> **Job**:
Reproduce the lines of the material exactly, excluding every image.

--- start ---

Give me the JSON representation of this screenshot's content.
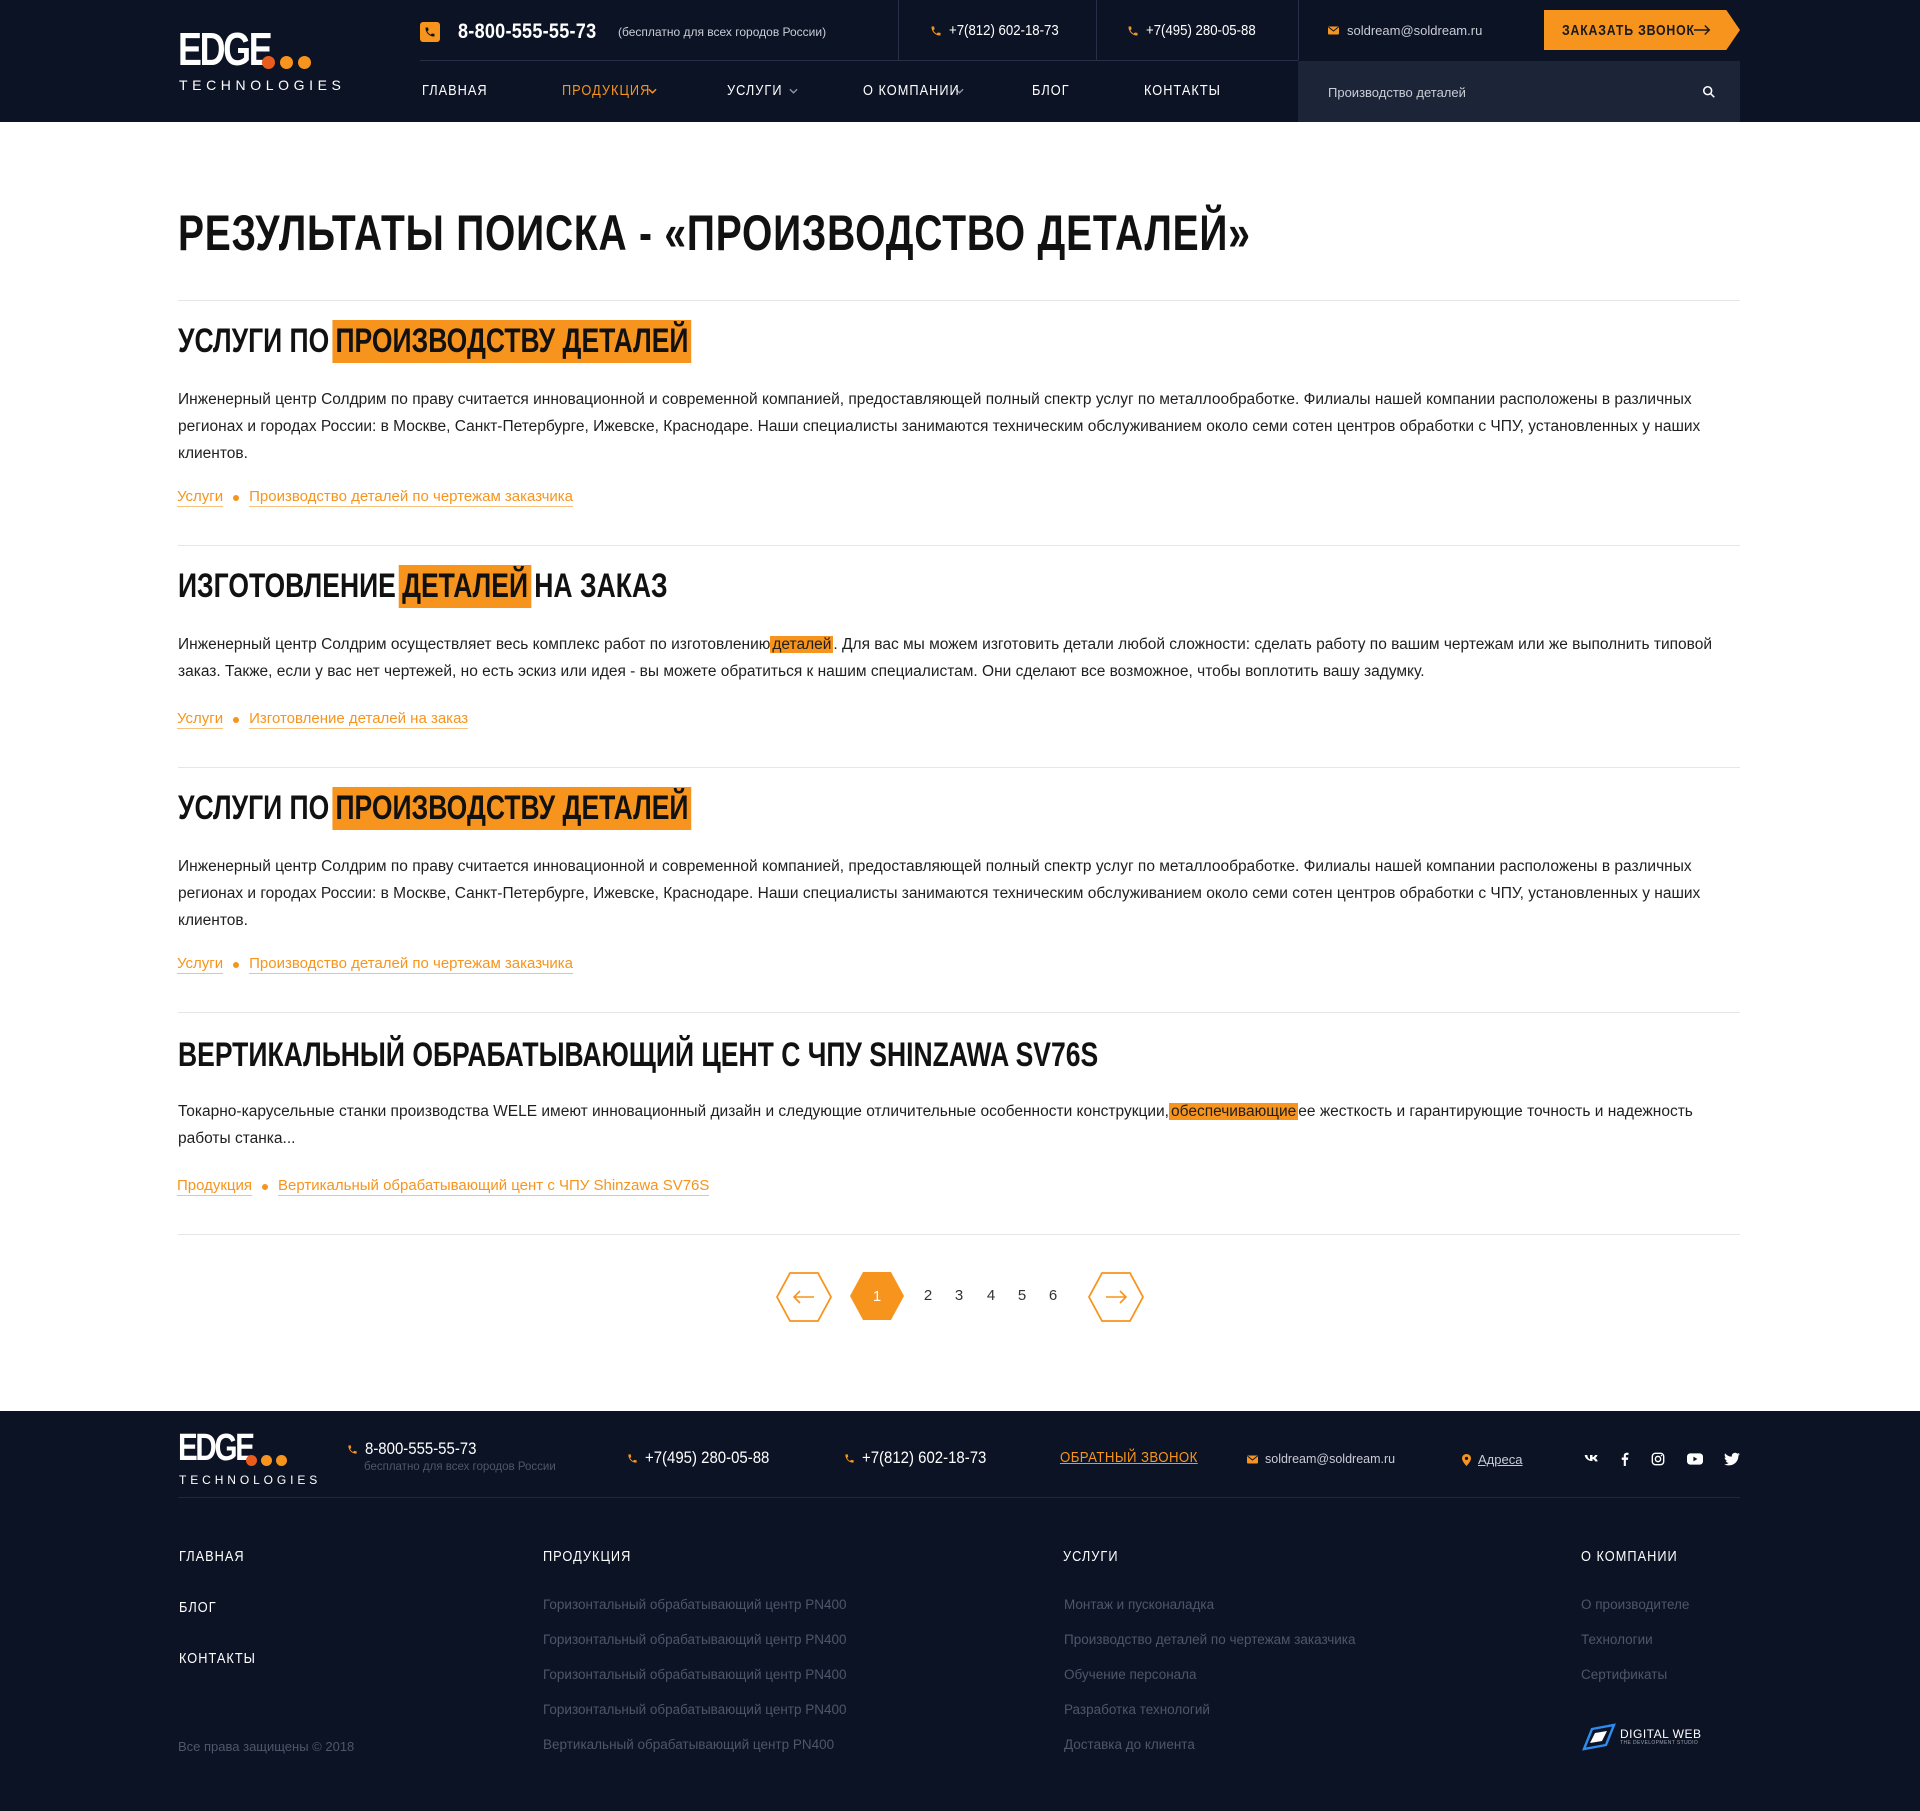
{
  "logo": {
    "word": "EDGE",
    "sub": "TECHNOLOGIES"
  },
  "header": {
    "main_phone": "8-800-555-55-73",
    "main_phone_note": "(бесплатно для всех городов России)",
    "phone_spb": "+7(812) 602-18-73",
    "phone_msk": "+7(495) 280-05-88",
    "email": "soldream@soldream.ru",
    "call_button": "ЗАКАЗАТЬ ЗВОНОК"
  },
  "nav": [
    {
      "label": "ГЛАВНАЯ"
    },
    {
      "label": "ПРОДУКЦИЯ"
    },
    {
      "label": "УСЛУГИ"
    },
    {
      "label": "О КОМПАНИИ"
    },
    {
      "label": "БЛОГ"
    },
    {
      "label": "КОНТАКТЫ"
    }
  ],
  "search": {
    "value": "Производство деталей"
  },
  "colors": {
    "accent": "#f7941d",
    "dark": "#0c1325",
    "search_bg": "#1c2438"
  },
  "page_title": "РЕЗУЛЬТАТЫ ПОИСКА - «ПРОИЗВОДСТВО ДЕТАЛЕЙ»",
  "results": [
    {
      "title_pre": "УСЛУГИ ПО",
      "title_hl": "ПРОИЗВОДСТВУ ДЕТАЛЕЙ",
      "title_post": "",
      "text_pre": "Инженерный центр Солдрим по праву считается инновационной и современной компанией, предоставляющей полный спектр услуг по металлообработке. Филиалы нашей компании расположены в различных регионах и городах России: в Москве, Санкт-Петербурге, Ижевске, Краснодаре. Наши специалисты занимаются техническим обслуживанием около семи сотен центров обработки с ЧПУ, установленных у наших клиентов.",
      "text_hl": "",
      "text_post": "",
      "crumb_1": "Услуги",
      "crumb_2": "Производство деталей по чертежам заказчика"
    },
    {
      "title_pre": "ИЗГОТОВЛЕНИЕ",
      "title_hl": "ДЕТАЛЕЙ",
      "title_post": "НА ЗАКАЗ",
      "text_pre": "Инженерный центр Солдрим осуществляет весь комплекс работ по изготовлению",
      "text_hl": "деталей",
      "text_post": ". Для вас мы можем изготовить детали любой сложности: сделать работу по вашим чертежам или же выполнить типовой заказ. Также, если у вас нет чертежей, но есть эскиз или идея - вы можете обратиться к нашим специалистам. Они сделают все возможное, чтобы воплотить вашу задумку.",
      "crumb_1": "Услуги",
      "crumb_2": "Изготовление деталей на заказ"
    },
    {
      "title_pre": "УСЛУГИ ПО",
      "title_hl": "ПРОИЗВОДСТВУ ДЕТАЛЕЙ",
      "title_post": "",
      "text_pre": "Инженерный центр Солдрим по праву считается инновационной и современной компанией, предоставляющей полный спектр услуг по металлообработке. Филиалы нашей компании расположены в различных регионах и городах России: в Москве, Санкт-Петербурге, Ижевске, Краснодаре. Наши специалисты занимаются техническим обслуживанием около семи сотен центров обработки с ЧПУ, установленных у наших клиентов.",
      "text_hl": "",
      "text_post": "",
      "crumb_1": "Услуги",
      "crumb_2": "Производство деталей по чертежам заказчика"
    },
    {
      "title_pre": "ВЕРТИКАЛЬНЫЙ ОБРАБАТЫВАЮЩИЙ ЦЕНТ С ЧПУ SHINZAWA SV76S",
      "title_hl": "",
      "title_post": "",
      "text_pre": "Токарно-карусельные станки производства WELE имеют инновационный дизайн и следующие отличительные особенности конструкции,",
      "text_hl": "обеспечивающие",
      "text_post": "ее жесткость и гарантирующие точность и надежность работы станка...",
      "crumb_1": "Продукция",
      "crumb_2": "Вертикальный обрабатывающий цент с ЧПУ Shinzawa SV76S"
    }
  ],
  "pagination": {
    "current": "1",
    "pages": [
      "2",
      "3",
      "4",
      "5",
      "6"
    ]
  },
  "footer": {
    "phone_main": "8-800-555-55-73",
    "phone_note": "бесплатно для всех городов России",
    "phone_msk": "+7(495) 280-05-88",
    "phone_spb": "+7(812) 602-18-73",
    "callback": "ОБРАТНЫЙ ЗВОНОК",
    "email": "soldream@soldream.ru",
    "address": "Адреса",
    "social_icons": [
      "vk-icon",
      "facebook-icon",
      "instagram-icon",
      "youtube-icon",
      "twitter-icon"
    ],
    "col_main": [
      "ГЛАВНАЯ",
      "БЛОГ",
      "КОНТАКТЫ"
    ],
    "col_products_head": "ПРОДУКЦИЯ",
    "col_products": [
      "Горизонтальный обрабатывающий центр PN400",
      "Горизонтальный обрабатывающий центр PN400",
      "Горизонтальный обрабатывающий центр PN400",
      "Горизонтальный обрабатывающий центр PN400",
      "Вертикальный обрабатывающий центр PN400"
    ],
    "col_services_head": "УСЛУГИ",
    "col_services": [
      "Монтаж и пусконаладка",
      "Производство деталей по чертежам заказчика",
      "Обучение персонала",
      "Разработка технологий",
      "Доставка до клиента"
    ],
    "col_about_head": "О КОМПАНИИ",
    "col_about": [
      "О производителе",
      "Технологии",
      "Сертификаты"
    ],
    "copyright": "Все права защищены © 2018",
    "dev_name": "DIGITAL WEB",
    "dev_sub": "THE DEVELOPMENT STUDIO"
  }
}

--- end ---

> **Output**:
Give me the JSON representation of this screenshot's content.
{
  "logo": {
    "word": "EDGE",
    "sub": "TECHNOLOGIES"
  },
  "header": {
    "main_phone": "8-800-555-55-73",
    "main_phone_note": "(бесплатно для всех городов России)",
    "phone_spb": "+7(812) 602-18-73",
    "phone_msk": "+7(495) 280-05-88",
    "email": "soldream@soldream.ru",
    "call_button": "ЗАКАЗАТЬ ЗВОНОК"
  },
  "nav": [
    {
      "label": "ГЛАВНАЯ"
    },
    {
      "label": "ПРОДУКЦИЯ"
    },
    {
      "label": "УСЛУГИ"
    },
    {
      "label": "О КОМПАНИИ"
    },
    {
      "label": "БЛОГ"
    },
    {
      "label": "КОНТАКТЫ"
    }
  ],
  "search": {
    "value": "Производство деталей"
  },
  "colors": {
    "accent": "#f7941d",
    "dark": "#0c1325",
    "search_bg": "#1c2438"
  },
  "page_title": "РЕЗУЛЬТАТЫ ПОИСКА - «ПРОИЗВОДСТВО ДЕТАЛЕЙ»",
  "results": [
    {
      "title_pre": "УСЛУГИ ПО",
      "title_hl": "ПРОИЗВОДСТВУ ДЕТАЛЕЙ",
      "title_post": "",
      "text_pre": "Инженерный центр Солдрим по праву считается инновационной и современной компанией, предоставляющей полный спектр услуг по металлообработке. Филиалы нашей компании расположены в различных регионах и городах России: в Москве, Санкт-Петербурге, Ижевске, Краснодаре. Наши специалисты занимаются техническим обслуживанием около семи сотен центров обработки с ЧПУ, установленных у наших клиентов.",
      "text_hl": "",
      "text_post": "",
      "crumb_1": "Услуги",
      "crumb_2": "Производство деталей по чертежам заказчика"
    },
    {
      "title_pre": "ИЗГОТОВЛЕНИЕ",
      "title_hl": "ДЕТАЛЕЙ",
      "title_post": "НА ЗАКАЗ",
      "text_pre": "Инженерный центр Солдрим осуществляет весь комплекс работ по изготовлению",
      "text_hl": "деталей",
      "text_post": ". Для вас мы можем изготовить детали любой сложности: сделать работу по вашим чертежам или же выполнить типовой заказ. Также, если у вас нет чертежей, но есть эскиз или идея - вы можете обратиться к нашим специалистам. Они сделают все возможное, чтобы воплотить вашу задумку.",
      "crumb_1": "Услуги",
      "crumb_2": "Изготовление деталей на заказ"
    },
    {
      "title_pre": "УСЛУГИ ПО",
      "title_hl": "ПРОИЗВОДСТВУ ДЕТАЛЕЙ",
      "title_post": "",
      "text_pre": "Инженерный центр Солдрим по праву считается инновационной и современной компанией, предоставляющей полный спектр услуг по металлообработке. Филиалы нашей компании расположены в различных регионах и городах России: в Москве, Санкт-Петербурге, Ижевске, Краснодаре. Наши специалисты занимаются техническим обслуживанием около семи сотен центров обработки с ЧПУ, установленных у наших клиентов.",
      "text_hl": "",
      "text_post": "",
      "crumb_1": "Услуги",
      "crumb_2": "Производство деталей по чертежам заказчика"
    },
    {
      "title_pre": "ВЕРТИКАЛЬНЫЙ ОБРАБАТЫВАЮЩИЙ ЦЕНТ С ЧПУ SHINZAWA SV76S",
      "title_hl": "",
      "title_post": "",
      "text_pre": "Токарно-карусельные станки производства WELE имеют инновационный дизайн и следующие отличительные особенности конструкции,",
      "text_hl": "обеспечивающие",
      "text_post": "ее жесткость и гарантирующие точность и надежность работы станка...",
      "crumb_1": "Продукция",
      "crumb_2": "Вертикальный обрабатывающий цент с ЧПУ Shinzawa SV76S"
    }
  ],
  "pagination": {
    "current": "1",
    "pages": [
      "2",
      "3",
      "4",
      "5",
      "6"
    ]
  },
  "footer": {
    "phone_main": "8-800-555-55-73",
    "phone_note": "бесплатно для всех городов России",
    "phone_msk": "+7(495) 280-05-88",
    "phone_spb": "+7(812) 602-18-73",
    "callback": "ОБРАТНЫЙ ЗВОНОК",
    "email": "soldream@soldream.ru",
    "address": "Адреса",
    "social_icons": [
      "vk-icon",
      "facebook-icon",
      "instagram-icon",
      "youtube-icon",
      "twitter-icon"
    ],
    "col_main": [
      "ГЛАВНАЯ",
      "БЛОГ",
      "КОНТАКТЫ"
    ],
    "col_products_head": "ПРОДУКЦИЯ",
    "col_products": [
      "Горизонтальный обрабатывающий центр PN400",
      "Горизонтальный обрабатывающий центр PN400",
      "Горизонтальный обрабатывающий центр PN400",
      "Горизонтальный обрабатывающий центр PN400",
      "Вертикальный обрабатывающий центр PN400"
    ],
    "col_services_head": "УСЛУГИ",
    "col_services": [
      "Монтаж и пусконаладка",
      "Производство деталей по чертежам заказчика",
      "Обучение персонала",
      "Разработка технологий",
      "Доставка до клиента"
    ],
    "col_about_head": "О КОМПАНИИ",
    "col_about": [
      "О производителе",
      "Технологии",
      "Сертификаты"
    ],
    "copyright": "Все права защищены © 2018",
    "dev_name": "DIGITAL WEB",
    "dev_sub": "THE DEVELOPMENT STUDIO"
  }
}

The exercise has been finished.